Pick out and copy every line below that has the word "considered".

Task data -

____________

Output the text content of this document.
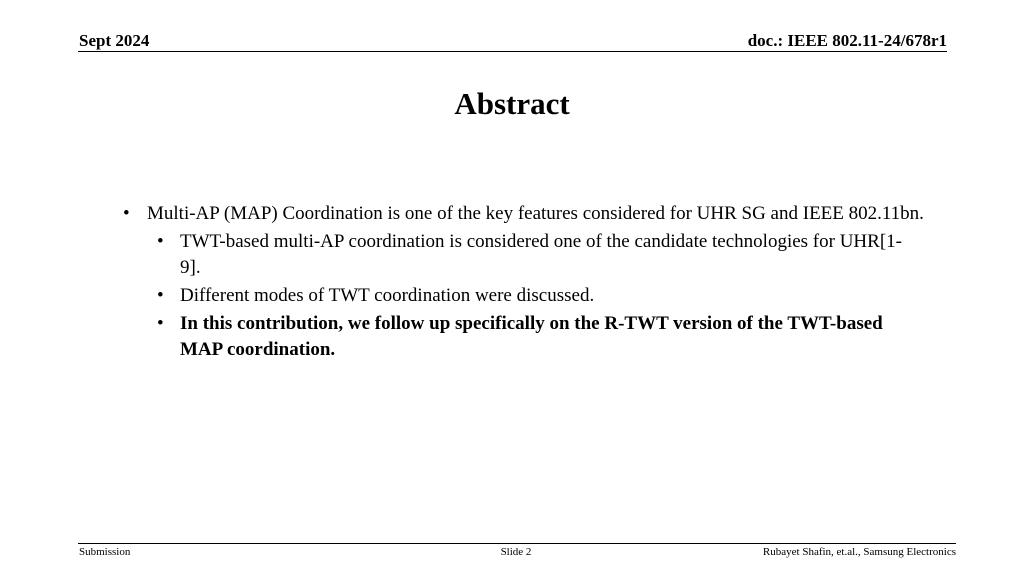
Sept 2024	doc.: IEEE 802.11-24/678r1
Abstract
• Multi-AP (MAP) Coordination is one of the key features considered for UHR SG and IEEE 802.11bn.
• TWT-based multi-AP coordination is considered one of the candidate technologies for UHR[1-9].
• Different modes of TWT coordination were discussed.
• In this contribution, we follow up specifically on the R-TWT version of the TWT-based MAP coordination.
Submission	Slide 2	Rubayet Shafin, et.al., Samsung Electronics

____________

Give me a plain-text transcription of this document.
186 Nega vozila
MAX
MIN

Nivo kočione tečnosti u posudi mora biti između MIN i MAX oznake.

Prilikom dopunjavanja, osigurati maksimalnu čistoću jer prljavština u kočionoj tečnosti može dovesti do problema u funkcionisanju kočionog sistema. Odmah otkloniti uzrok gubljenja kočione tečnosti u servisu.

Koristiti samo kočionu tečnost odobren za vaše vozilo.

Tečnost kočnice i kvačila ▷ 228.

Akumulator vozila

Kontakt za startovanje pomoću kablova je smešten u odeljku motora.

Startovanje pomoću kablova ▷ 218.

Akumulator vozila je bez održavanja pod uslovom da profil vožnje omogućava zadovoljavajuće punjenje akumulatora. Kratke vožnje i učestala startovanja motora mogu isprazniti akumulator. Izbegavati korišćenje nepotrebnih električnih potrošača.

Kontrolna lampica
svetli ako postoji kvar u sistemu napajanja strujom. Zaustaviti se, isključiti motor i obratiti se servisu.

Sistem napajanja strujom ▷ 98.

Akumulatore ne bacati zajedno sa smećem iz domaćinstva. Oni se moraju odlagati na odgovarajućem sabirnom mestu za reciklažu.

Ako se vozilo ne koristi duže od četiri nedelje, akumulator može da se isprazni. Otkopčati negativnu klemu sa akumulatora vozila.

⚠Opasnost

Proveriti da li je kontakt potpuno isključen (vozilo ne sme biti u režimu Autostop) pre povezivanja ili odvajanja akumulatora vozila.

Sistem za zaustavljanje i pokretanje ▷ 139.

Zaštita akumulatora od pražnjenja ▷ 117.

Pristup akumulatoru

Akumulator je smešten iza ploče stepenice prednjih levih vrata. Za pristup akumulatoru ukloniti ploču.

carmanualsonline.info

____________

Answer to this problem -
• Multi-AP (MAP) Coordination is one of the key features considered for UHR SG and IEEE 802.11bn.
• TWT-based multi-AP coordination is considered one of the candidate technologies for UHR[1-9].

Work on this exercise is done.